→ **Job**:
Check each line below for "Ireland" and report how many have it, nothing else.

Structured figure records
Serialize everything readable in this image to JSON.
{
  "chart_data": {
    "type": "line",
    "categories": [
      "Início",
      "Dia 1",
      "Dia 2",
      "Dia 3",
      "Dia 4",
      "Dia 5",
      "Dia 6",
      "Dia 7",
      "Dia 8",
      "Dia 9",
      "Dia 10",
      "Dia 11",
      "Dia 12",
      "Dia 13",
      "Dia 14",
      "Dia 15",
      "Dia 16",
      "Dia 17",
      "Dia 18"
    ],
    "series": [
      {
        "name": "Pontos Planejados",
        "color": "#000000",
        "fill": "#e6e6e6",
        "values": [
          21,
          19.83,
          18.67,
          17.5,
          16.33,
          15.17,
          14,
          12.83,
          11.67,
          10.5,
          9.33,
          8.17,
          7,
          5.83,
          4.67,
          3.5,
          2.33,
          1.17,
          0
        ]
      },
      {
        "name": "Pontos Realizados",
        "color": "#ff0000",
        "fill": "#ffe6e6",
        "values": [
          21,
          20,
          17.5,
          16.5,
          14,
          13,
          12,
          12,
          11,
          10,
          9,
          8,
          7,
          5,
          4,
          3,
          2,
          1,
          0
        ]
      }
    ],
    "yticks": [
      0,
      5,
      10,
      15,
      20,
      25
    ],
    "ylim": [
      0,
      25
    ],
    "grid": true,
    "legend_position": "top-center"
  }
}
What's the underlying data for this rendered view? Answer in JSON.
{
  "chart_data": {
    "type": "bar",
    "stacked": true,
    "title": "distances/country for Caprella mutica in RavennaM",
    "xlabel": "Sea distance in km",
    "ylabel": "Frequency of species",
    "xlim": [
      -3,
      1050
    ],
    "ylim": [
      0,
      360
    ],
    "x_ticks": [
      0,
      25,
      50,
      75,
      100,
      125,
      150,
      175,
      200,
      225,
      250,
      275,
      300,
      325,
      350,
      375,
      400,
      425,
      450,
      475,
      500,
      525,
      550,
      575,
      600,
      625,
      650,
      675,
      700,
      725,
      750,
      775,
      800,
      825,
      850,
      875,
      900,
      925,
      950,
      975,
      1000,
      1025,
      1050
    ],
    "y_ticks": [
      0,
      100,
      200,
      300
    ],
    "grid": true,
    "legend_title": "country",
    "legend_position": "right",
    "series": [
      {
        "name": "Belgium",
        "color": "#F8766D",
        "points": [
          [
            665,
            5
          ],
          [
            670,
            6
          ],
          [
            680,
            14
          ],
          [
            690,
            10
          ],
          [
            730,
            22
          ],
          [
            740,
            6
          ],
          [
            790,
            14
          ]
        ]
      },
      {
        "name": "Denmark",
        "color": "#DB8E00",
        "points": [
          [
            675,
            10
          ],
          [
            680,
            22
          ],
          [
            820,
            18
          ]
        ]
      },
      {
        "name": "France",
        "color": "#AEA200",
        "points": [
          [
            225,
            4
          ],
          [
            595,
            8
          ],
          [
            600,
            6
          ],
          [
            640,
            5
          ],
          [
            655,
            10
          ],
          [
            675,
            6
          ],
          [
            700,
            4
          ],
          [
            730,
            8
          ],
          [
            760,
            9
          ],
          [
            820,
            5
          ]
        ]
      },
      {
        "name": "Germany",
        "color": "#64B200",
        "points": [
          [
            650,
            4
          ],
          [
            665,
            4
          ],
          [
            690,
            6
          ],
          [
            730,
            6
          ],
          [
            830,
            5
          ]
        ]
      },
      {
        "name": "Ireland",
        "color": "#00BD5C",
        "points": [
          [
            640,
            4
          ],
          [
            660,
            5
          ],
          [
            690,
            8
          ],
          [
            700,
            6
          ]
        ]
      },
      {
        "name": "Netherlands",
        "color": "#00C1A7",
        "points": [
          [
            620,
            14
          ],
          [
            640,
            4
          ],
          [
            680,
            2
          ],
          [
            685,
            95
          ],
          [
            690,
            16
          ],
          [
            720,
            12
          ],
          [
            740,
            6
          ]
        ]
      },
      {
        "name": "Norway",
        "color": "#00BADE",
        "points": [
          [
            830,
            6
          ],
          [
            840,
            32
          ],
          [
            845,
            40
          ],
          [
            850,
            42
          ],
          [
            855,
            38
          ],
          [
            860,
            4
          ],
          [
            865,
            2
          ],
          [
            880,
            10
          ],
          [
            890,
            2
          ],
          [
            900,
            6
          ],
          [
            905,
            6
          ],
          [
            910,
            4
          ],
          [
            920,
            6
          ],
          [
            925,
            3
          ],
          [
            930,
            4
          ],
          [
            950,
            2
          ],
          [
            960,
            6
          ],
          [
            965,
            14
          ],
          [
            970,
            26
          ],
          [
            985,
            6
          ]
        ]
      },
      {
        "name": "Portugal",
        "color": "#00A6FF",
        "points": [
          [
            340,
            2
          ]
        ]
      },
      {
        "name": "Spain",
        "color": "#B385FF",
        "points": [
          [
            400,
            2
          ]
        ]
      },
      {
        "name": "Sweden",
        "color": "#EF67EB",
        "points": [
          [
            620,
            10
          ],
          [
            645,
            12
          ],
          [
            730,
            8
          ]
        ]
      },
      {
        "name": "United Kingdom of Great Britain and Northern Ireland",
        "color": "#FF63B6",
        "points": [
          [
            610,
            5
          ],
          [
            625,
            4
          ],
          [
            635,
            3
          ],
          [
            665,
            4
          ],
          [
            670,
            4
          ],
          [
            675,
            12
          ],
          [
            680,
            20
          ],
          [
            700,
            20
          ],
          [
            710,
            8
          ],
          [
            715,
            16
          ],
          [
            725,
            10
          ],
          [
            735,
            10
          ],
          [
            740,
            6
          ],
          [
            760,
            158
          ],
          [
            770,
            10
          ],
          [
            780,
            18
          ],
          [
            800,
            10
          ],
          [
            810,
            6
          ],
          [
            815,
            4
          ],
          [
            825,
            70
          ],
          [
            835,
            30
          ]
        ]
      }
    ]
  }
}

→ **Problem solution**:
2